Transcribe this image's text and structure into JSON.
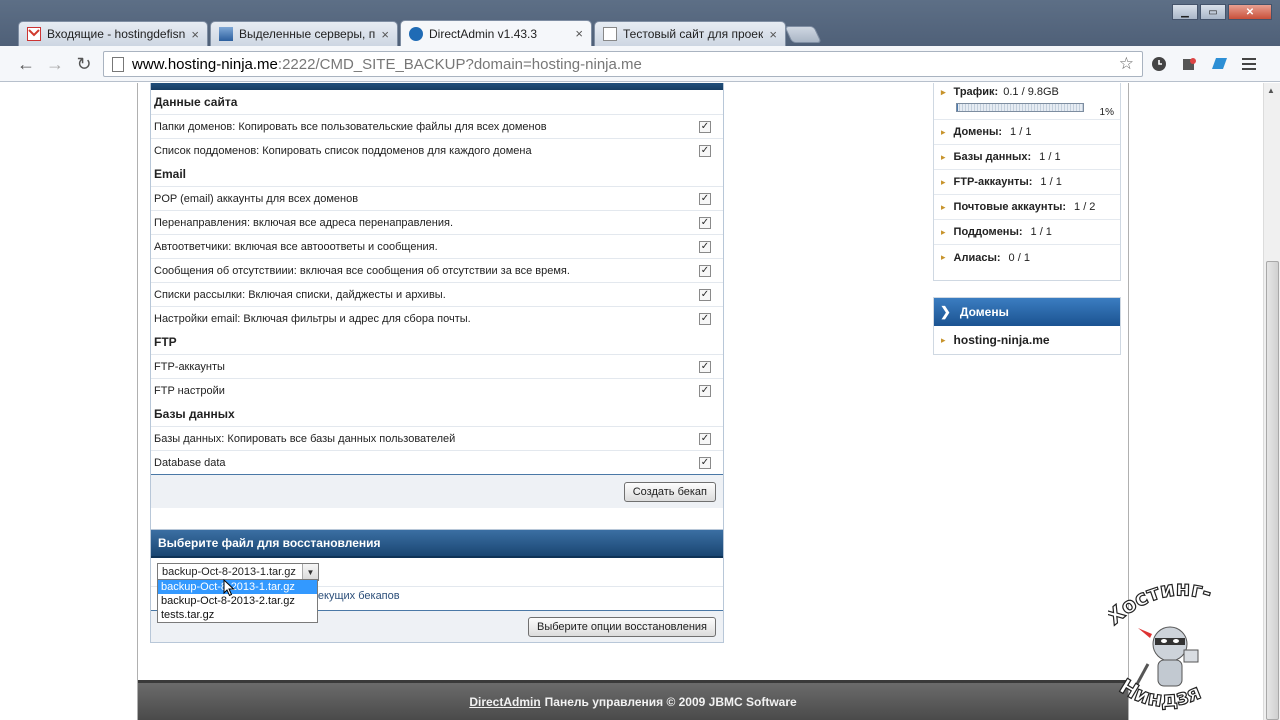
{
  "browser": {
    "tabs": [
      {
        "label": "Входящие - hostingdefisn",
        "active": false
      },
      {
        "label": "Выделенные серверы, пл",
        "active": false
      },
      {
        "label": "DirectAdmin v1.43.3",
        "active": true
      },
      {
        "label": "Тестовый сайт для проек",
        "active": false
      }
    ],
    "url_host": "www.hosting-ninja.me",
    "url_rest": ":2222/CMD_SITE_BACKUP?domain=hosting-ninja.me"
  },
  "backup": {
    "sections": [
      {
        "title": "Данные сайта",
        "rows": [
          "Папки доменов: Копировать все пользовательские файлы для всех доменов",
          "Список поддоменов: Копировать список поддоменов для каждого домена"
        ]
      },
      {
        "title": "Email",
        "rows": [
          "POP (email) аккаунты для всех доменов",
          "Перенаправления: включая все адреса перенаправления.",
          "Автоответчики: включая все автооответы и сообщения.",
          "Сообщения об отсутствиии: включая все сообщения об отсутствии за все время.",
          "Списки рассылки: Включая списки, дайджесты и архивы.",
          "Настройки email: Включая фильтры и адрес для сбора почты."
        ]
      },
      {
        "title": "FTP",
        "rows": [
          "FTP-аккаунты",
          "FTP настройи"
        ]
      },
      {
        "title": "Базы данных",
        "rows": [
          "Базы данных: Копировать все базы данных пользователей",
          "Database data"
        ]
      }
    ],
    "create_button": "Создать бекап"
  },
  "restore": {
    "title": "Выберите файл для восстановления",
    "selected": "backup-Oct-8-2013-1.tar.gz",
    "options": [
      "backup-Oct-8-2013-1.tar.gz",
      "backup-Oct-8-2013-2.tar.gz",
      "tests.tar.gz"
    ],
    "link_tail": "текущих бекапов",
    "options_button": "Выберите опции восстановления"
  },
  "stats": {
    "traffic_label": "Трафик:",
    "traffic_value": "0.1 / 9.8GB",
    "traffic_percent": "1%",
    "traffic_fraction": 0.01,
    "items": [
      {
        "label": "Домены:",
        "value": "1 / 1"
      },
      {
        "label": "Базы данных:",
        "value": "1 / 1"
      },
      {
        "label": "FTP-аккаунты:",
        "value": "1 / 1"
      },
      {
        "label": "Почтовые аккаунты:",
        "value": "1 / 2"
      },
      {
        "label": "Поддомены:",
        "value": "1 / 1"
      },
      {
        "label": "Алиасы:",
        "value": "0 / 1"
      }
    ]
  },
  "domains": {
    "title": "Домены",
    "items": [
      "hosting-ninja.me"
    ]
  },
  "footer": {
    "link": "DirectAdmin",
    "text": "Панель управления © 2009 JBMC Software"
  },
  "watermark": {
    "top": "Хостинг-",
    "bottom": "Ниндзя"
  }
}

-- WHAT THE TASK REQUIRES --
Print out the lines exactly, skipping any picture.

-- EXERCISE RESPONSE --
Transcribe this image's text and structure into JSON.
{
  "browser": {
    "tabs": [
      {
        "label": "Входящие - hostingdefisn",
        "active": false
      },
      {
        "label": "Выделенные серверы, пл",
        "active": false
      },
      {
        "label": "DirectAdmin v1.43.3",
        "active": true
      },
      {
        "label": "Тестовый сайт для проек",
        "active": false
      }
    ],
    "url_host": "www.hosting-ninja.me",
    "url_rest": ":2222/CMD_SITE_BACKUP?domain=hosting-ninja.me"
  },
  "backup": {
    "sections": [
      {
        "title": "Данные сайта",
        "rows": [
          "Папки доменов: Копировать все пользовательские файлы для всех доменов",
          "Список поддоменов: Копировать список поддоменов для каждого домена"
        ]
      },
      {
        "title": "Email",
        "rows": [
          "POP (email) аккаунты для всех доменов",
          "Перенаправления: включая все адреса перенаправления.",
          "Автоответчики: включая все автооответы и сообщения.",
          "Сообщения об отсутствиии: включая все сообщения об отсутствии за все время.",
          "Списки рассылки: Включая списки, дайджесты и архивы.",
          "Настройки email: Включая фильтры и адрес для сбора почты."
        ]
      },
      {
        "title": "FTP",
        "rows": [
          "FTP-аккаунты",
          "FTP настройи"
        ]
      },
      {
        "title": "Базы данных",
        "rows": [
          "Базы данных: Копировать все базы данных пользователей",
          "Database data"
        ]
      }
    ],
    "create_button": "Создать бекап"
  },
  "restore": {
    "title": "Выберите файл для восстановления",
    "selected": "backup-Oct-8-2013-1.tar.gz",
    "options": [
      "backup-Oct-8-2013-1.tar.gz",
      "backup-Oct-8-2013-2.tar.gz",
      "tests.tar.gz"
    ],
    "link_tail": "текущих бекапов",
    "options_button": "Выберите опции восстановления"
  },
  "stats": {
    "traffic_label": "Трафик:",
    "traffic_value": "0.1 / 9.8GB",
    "traffic_percent": "1%",
    "traffic_fraction": 0.01,
    "items": [
      {
        "label": "Домены:",
        "value": "1 / 1"
      },
      {
        "label": "Базы данных:",
        "value": "1 / 1"
      },
      {
        "label": "FTP-аккаунты:",
        "value": "1 / 1"
      },
      {
        "label": "Почтовые аккаунты:",
        "value": "1 / 2"
      },
      {
        "label": "Поддомены:",
        "value": "1 / 1"
      },
      {
        "label": "Алиасы:",
        "value": "0 / 1"
      }
    ]
  },
  "domains": {
    "title": "Домены",
    "items": [
      "hosting-ninja.me"
    ]
  },
  "footer": {
    "link": "DirectAdmin",
    "text": "Панель управления © 2009 JBMC Software"
  },
  "watermark": {
    "top": "Хостинг-",
    "bottom": "Ниндзя"
  }
}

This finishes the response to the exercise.